REQUIREMENT: Copy the data exactly as it appears, and do not include any pictures.
— BEGIN INFORMATION SHOWN —
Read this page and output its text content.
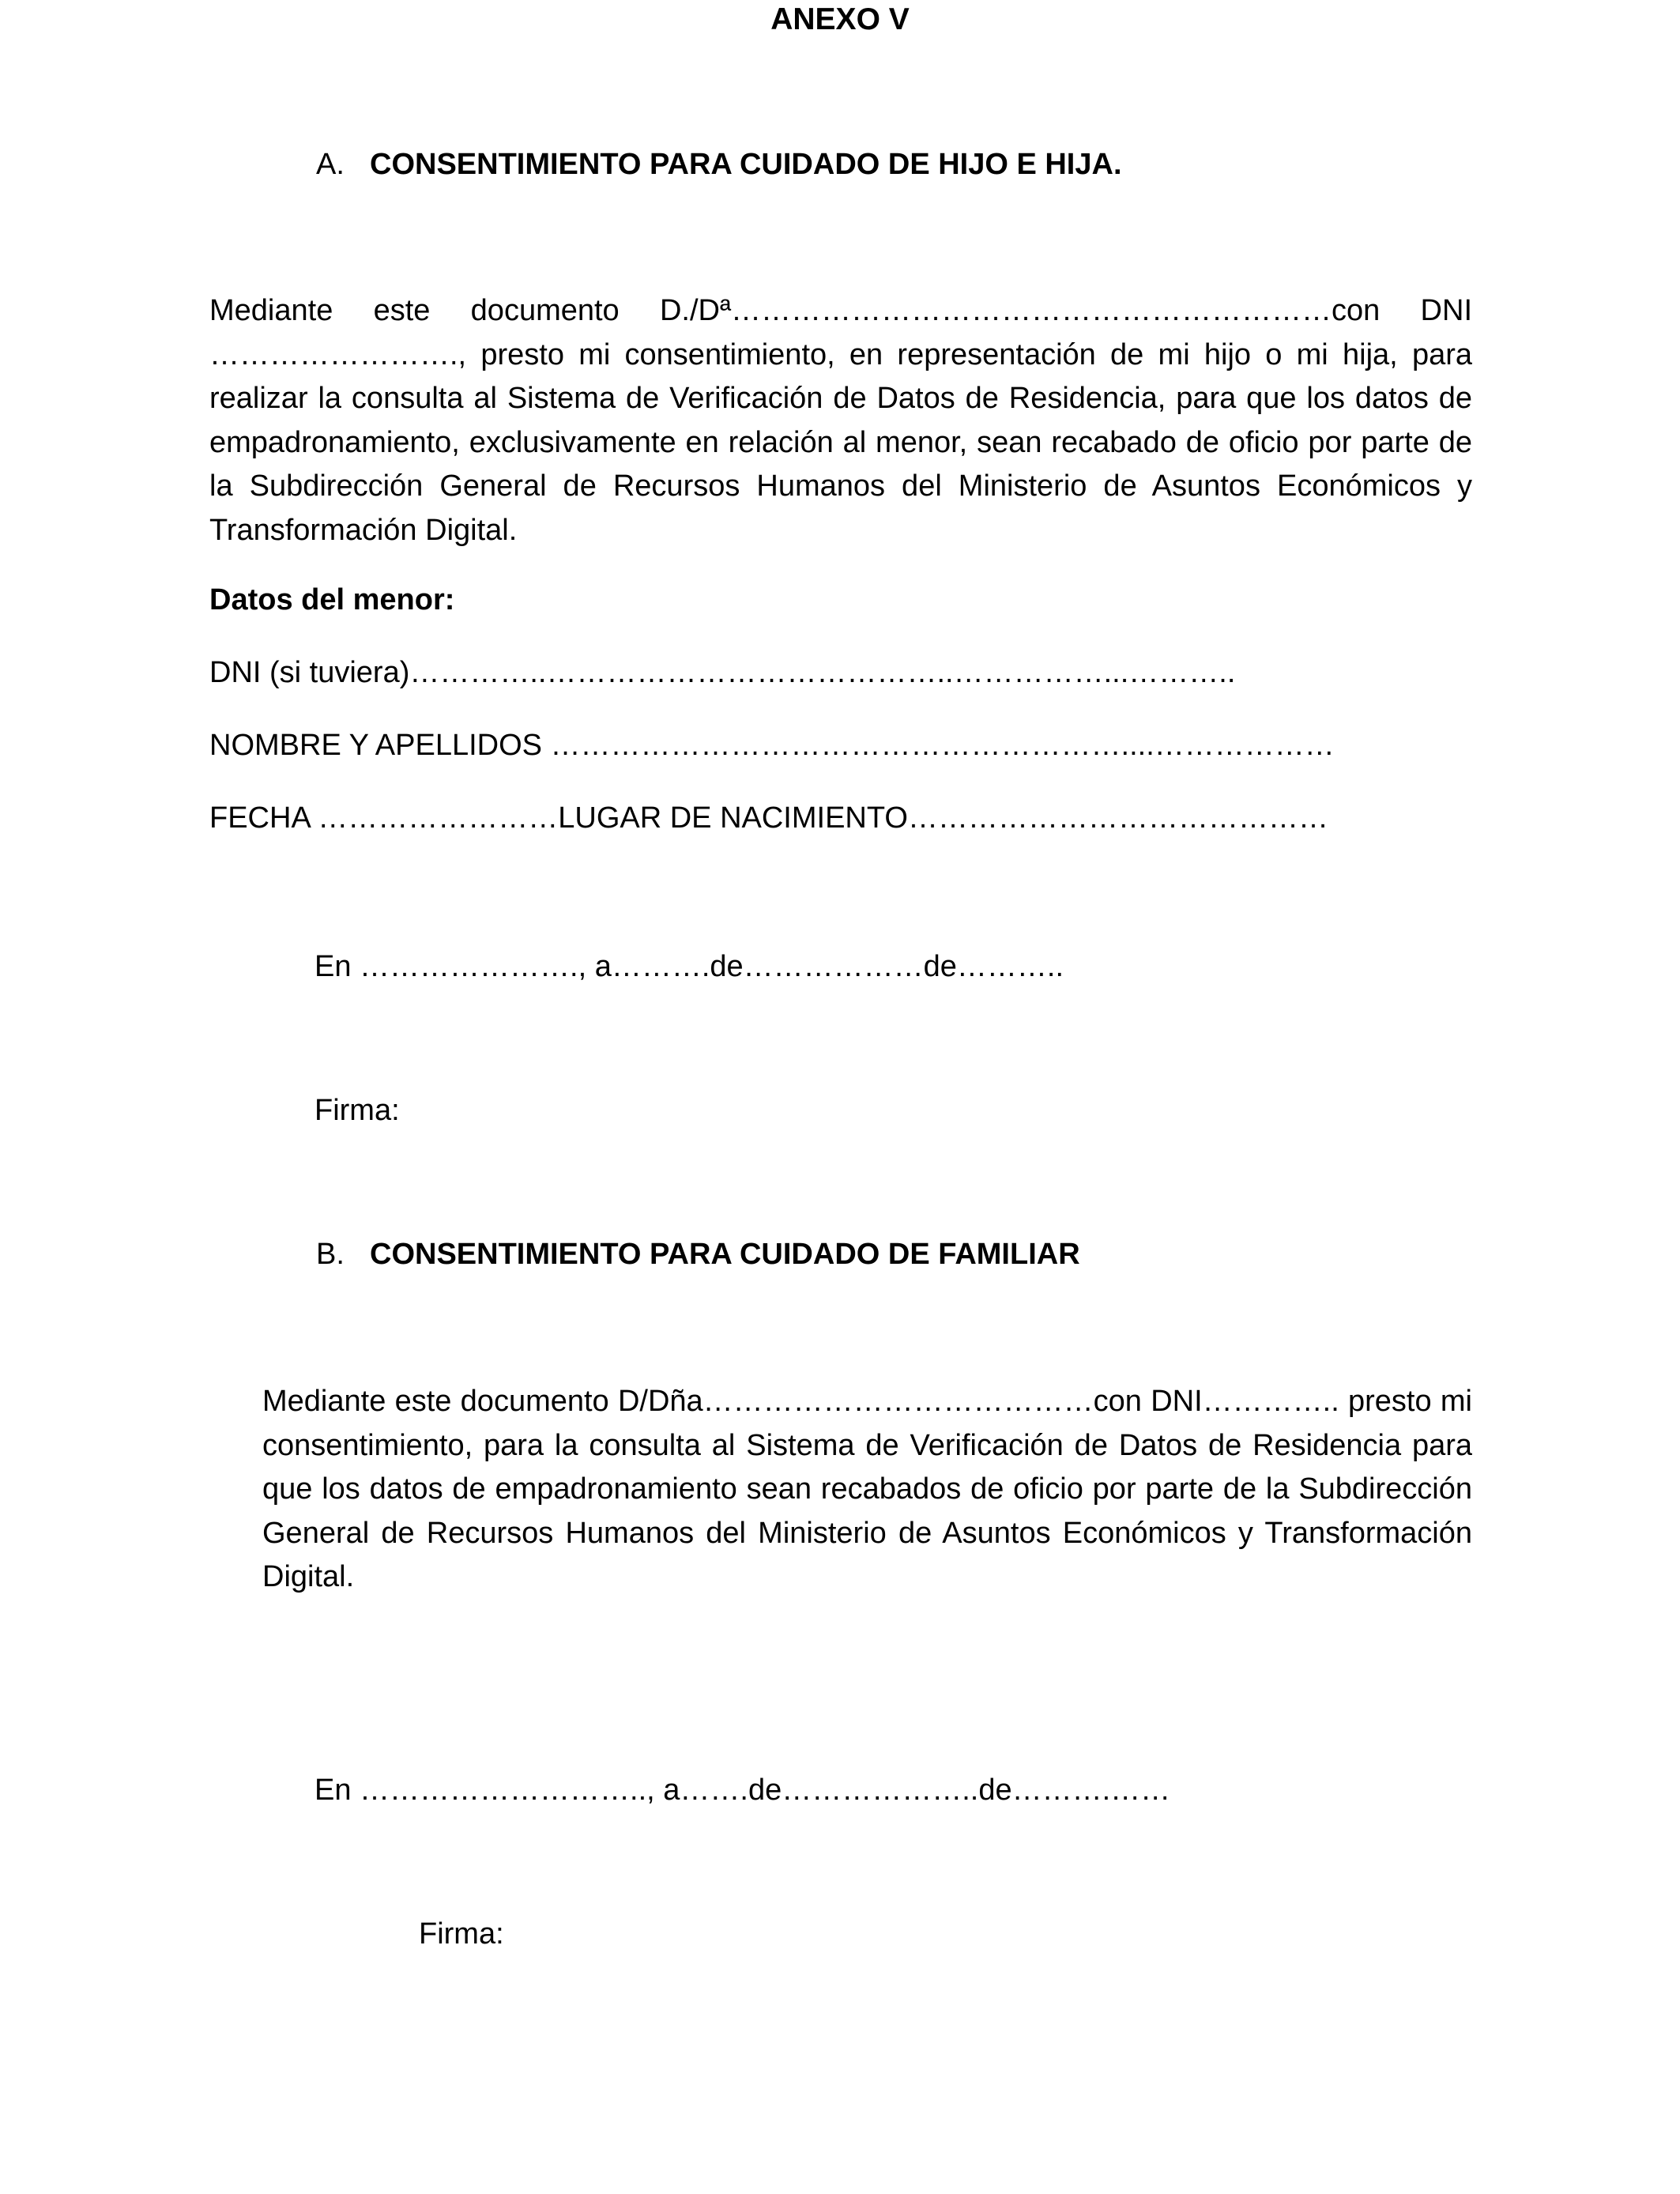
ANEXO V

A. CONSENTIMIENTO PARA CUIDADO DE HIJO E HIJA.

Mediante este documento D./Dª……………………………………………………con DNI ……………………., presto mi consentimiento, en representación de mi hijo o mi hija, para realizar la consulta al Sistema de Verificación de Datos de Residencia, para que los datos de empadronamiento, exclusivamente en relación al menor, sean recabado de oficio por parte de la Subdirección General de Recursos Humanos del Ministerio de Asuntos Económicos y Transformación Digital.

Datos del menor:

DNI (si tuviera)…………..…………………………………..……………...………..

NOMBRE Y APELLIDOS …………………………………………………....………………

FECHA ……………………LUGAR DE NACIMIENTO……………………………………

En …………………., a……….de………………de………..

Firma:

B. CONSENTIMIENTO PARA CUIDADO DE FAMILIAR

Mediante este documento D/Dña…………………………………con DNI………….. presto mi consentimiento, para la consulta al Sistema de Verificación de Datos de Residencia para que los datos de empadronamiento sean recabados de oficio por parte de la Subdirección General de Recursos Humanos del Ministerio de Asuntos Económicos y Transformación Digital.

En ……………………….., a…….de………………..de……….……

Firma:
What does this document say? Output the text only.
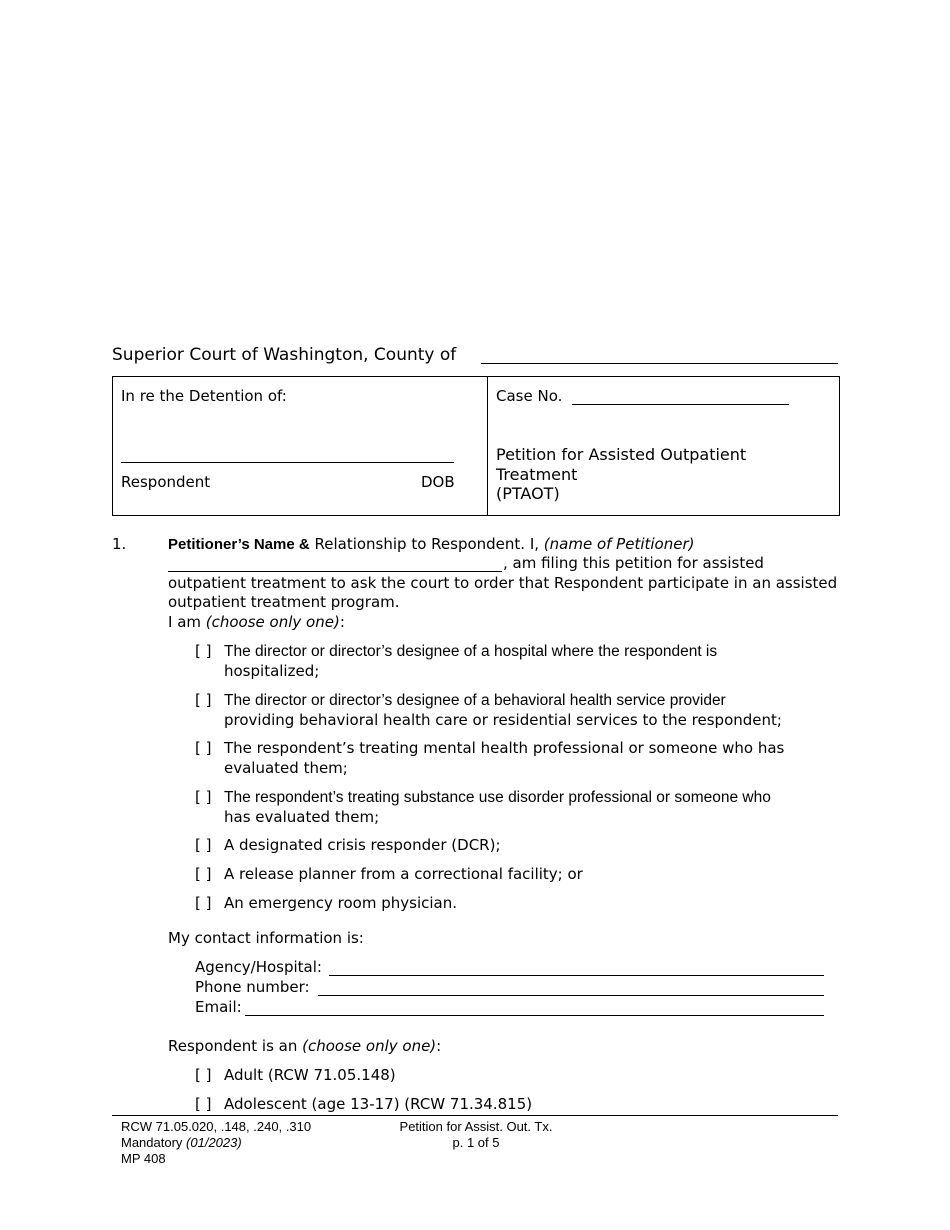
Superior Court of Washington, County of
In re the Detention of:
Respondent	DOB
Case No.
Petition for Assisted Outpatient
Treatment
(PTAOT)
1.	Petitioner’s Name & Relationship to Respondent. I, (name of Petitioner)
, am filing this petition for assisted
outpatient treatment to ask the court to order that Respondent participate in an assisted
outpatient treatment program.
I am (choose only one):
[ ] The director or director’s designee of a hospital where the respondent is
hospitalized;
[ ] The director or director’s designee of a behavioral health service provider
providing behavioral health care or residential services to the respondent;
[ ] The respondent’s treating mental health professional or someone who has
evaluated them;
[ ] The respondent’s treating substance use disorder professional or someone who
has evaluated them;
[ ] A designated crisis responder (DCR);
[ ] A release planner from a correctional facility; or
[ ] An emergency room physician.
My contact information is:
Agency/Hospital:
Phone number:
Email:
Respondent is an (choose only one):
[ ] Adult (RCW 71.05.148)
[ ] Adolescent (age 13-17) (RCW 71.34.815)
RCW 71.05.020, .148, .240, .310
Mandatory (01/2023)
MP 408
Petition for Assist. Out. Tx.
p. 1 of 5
— END INFORMATION SHOWN —
WRITTEN REPLY:
Read this page and output its text content.
ANEXO V

A. CONSENTIMIENTO PARA CUIDADO DE HIJO E HIJA.

Mediante este documento D./Dª……………………………………………………con DNI ……………………., presto mi consentimiento, en representación de mi hijo o mi hija, para realizar la consulta al Sistema de Verificación de Datos de Residencia, para que los datos de empadronamiento, exclusivamente en relación al menor, sean recabado de oficio por parte de la Subdirección General de Recursos Humanos del Ministerio de Asuntos Económicos y Transformación Digital.

Datos del menor:

DNI (si tuviera)…………..…………………………………..……………...………..

NOMBRE Y APELLIDOS …………………………………………………....………………

FECHA ……………………LUGAR DE NACIMIENTO……………………………………

En …………………., a……….de………………de………..

Firma:

B. CONSENTIMIENTO PARA CUIDADO DE FAMILIAR

Mediante este documento D/Dña…………………………………con DNI………….. presto mi consentimiento, para la consulta al Sistema de Verificación de Datos de Residencia para que los datos de empadronamiento sean recabados de oficio por parte de la Subdirección General de Recursos Humanos del Ministerio de Asuntos Económicos y Transformación Digital.

En ……………………….., a…….de………………..de……….……

Firma:
What does this document say? Output the text only.
Superior Court of Washington, County of
In re the Detention of:
Respondent	DOB
Case No.
Petition for Assisted Outpatient
Treatment
(PTAOT)
1.	Petitioner’s Name & Relationship to Respondent. I, (name of Petitioner)
, am filing this petition for assisted
outpatient treatment to ask the court to order that Respondent participate in an assisted
outpatient treatment program.
I am (choose only one):
[ ] The director or director’s designee of a hospital where the respondent is
hospitalized;
[ ] The director or director’s designee of a behavioral health service provider
providing behavioral health care or residential services to the respondent;
[ ] The respondent’s treating mental health professional or someone who has
evaluated them;
[ ] The respondent’s treating substance use disorder professional or someone who
has evaluated them;
[ ] A designated crisis responder (DCR);
[ ] A release planner from a correctional facility; or
[ ] An emergency room physician.
My contact information is:
Agency/Hospital:
Phone number:
Email:
Respondent is an (choose only one):
[ ] Adult (RCW 71.05.148)
[ ] Adolescent (age 13-17) (RCW 71.34.815)
RCW 71.05.020, .148, .240, .310
Mandatory (01/2023)
MP 408
Petition for Assist. Out. Tx.
p. 1 of 5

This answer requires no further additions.